- EXERCISE AIM
Pull out every line below containing the word "icon".

- ENTRIES SHOWN
*-*-*
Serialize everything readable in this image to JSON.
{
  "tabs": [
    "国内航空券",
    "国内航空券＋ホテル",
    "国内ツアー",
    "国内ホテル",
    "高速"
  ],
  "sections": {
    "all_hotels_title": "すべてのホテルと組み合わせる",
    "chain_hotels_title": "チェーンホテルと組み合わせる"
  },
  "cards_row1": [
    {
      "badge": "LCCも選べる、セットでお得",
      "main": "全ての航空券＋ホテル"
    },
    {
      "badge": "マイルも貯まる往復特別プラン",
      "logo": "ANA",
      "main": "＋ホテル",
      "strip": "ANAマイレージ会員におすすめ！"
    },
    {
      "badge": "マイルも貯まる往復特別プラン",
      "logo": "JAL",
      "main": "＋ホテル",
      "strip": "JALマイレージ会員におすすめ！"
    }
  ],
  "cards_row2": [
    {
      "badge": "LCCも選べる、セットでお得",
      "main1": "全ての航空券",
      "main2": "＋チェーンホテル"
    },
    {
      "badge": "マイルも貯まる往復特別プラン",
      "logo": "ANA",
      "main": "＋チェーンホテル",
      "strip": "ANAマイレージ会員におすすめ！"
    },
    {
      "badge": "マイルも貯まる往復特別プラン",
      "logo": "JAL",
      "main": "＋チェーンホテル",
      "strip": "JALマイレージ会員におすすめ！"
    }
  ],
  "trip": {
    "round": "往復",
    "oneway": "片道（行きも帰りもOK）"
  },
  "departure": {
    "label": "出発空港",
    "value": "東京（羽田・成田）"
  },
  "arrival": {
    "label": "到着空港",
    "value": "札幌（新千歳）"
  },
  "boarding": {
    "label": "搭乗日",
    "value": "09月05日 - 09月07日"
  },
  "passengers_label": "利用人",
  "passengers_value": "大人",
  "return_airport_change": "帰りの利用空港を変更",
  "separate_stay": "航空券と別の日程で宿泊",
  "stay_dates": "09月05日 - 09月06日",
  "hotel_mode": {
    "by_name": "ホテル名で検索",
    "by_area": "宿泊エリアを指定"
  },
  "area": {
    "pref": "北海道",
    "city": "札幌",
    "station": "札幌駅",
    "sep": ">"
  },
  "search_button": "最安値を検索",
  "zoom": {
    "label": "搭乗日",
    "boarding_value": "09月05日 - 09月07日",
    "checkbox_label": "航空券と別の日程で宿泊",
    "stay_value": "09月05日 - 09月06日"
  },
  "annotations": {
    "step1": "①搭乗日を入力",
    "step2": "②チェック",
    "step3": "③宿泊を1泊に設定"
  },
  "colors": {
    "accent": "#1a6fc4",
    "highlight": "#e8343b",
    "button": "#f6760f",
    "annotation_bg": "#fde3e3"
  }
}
*-*-*
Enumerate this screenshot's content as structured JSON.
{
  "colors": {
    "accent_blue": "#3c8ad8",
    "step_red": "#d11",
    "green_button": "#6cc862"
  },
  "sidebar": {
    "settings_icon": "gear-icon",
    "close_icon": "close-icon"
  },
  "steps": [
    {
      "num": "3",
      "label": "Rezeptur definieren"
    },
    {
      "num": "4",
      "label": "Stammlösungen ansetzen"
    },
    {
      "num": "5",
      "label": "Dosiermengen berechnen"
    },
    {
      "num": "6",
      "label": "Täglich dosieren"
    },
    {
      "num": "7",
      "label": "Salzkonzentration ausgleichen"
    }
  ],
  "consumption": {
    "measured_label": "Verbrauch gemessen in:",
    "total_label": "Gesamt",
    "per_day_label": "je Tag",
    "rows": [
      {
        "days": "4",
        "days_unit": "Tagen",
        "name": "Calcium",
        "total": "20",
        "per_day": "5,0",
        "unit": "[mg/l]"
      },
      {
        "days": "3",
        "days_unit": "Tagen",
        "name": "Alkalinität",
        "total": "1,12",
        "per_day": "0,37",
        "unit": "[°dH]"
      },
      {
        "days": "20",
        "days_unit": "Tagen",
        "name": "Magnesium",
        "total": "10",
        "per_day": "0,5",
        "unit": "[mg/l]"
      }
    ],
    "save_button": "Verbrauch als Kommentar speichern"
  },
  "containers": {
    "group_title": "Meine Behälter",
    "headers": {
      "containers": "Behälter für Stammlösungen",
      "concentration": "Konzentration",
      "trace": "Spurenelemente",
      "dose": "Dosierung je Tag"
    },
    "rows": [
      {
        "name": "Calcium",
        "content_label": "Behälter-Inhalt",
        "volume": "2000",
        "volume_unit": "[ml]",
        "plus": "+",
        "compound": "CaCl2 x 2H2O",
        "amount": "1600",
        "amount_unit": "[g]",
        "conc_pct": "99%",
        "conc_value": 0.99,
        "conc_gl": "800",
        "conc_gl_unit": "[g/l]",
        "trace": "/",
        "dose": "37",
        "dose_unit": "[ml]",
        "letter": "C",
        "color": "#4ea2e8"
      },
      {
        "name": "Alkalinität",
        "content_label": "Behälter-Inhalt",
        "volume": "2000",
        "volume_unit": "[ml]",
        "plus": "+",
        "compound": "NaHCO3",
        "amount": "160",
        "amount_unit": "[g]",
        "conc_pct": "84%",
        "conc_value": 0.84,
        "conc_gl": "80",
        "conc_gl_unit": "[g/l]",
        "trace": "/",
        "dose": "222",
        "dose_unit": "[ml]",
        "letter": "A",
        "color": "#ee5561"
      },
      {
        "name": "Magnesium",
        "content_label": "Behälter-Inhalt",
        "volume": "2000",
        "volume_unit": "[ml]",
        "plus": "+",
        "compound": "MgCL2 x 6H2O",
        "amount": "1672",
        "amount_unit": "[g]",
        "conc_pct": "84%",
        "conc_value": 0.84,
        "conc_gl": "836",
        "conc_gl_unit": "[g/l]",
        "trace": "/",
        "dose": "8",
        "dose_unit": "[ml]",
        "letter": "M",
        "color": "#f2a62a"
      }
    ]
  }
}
*-*-*
- TASK OUTPUT
    "settings_icon": "gear-icon",
    "close_icon": "close-icon"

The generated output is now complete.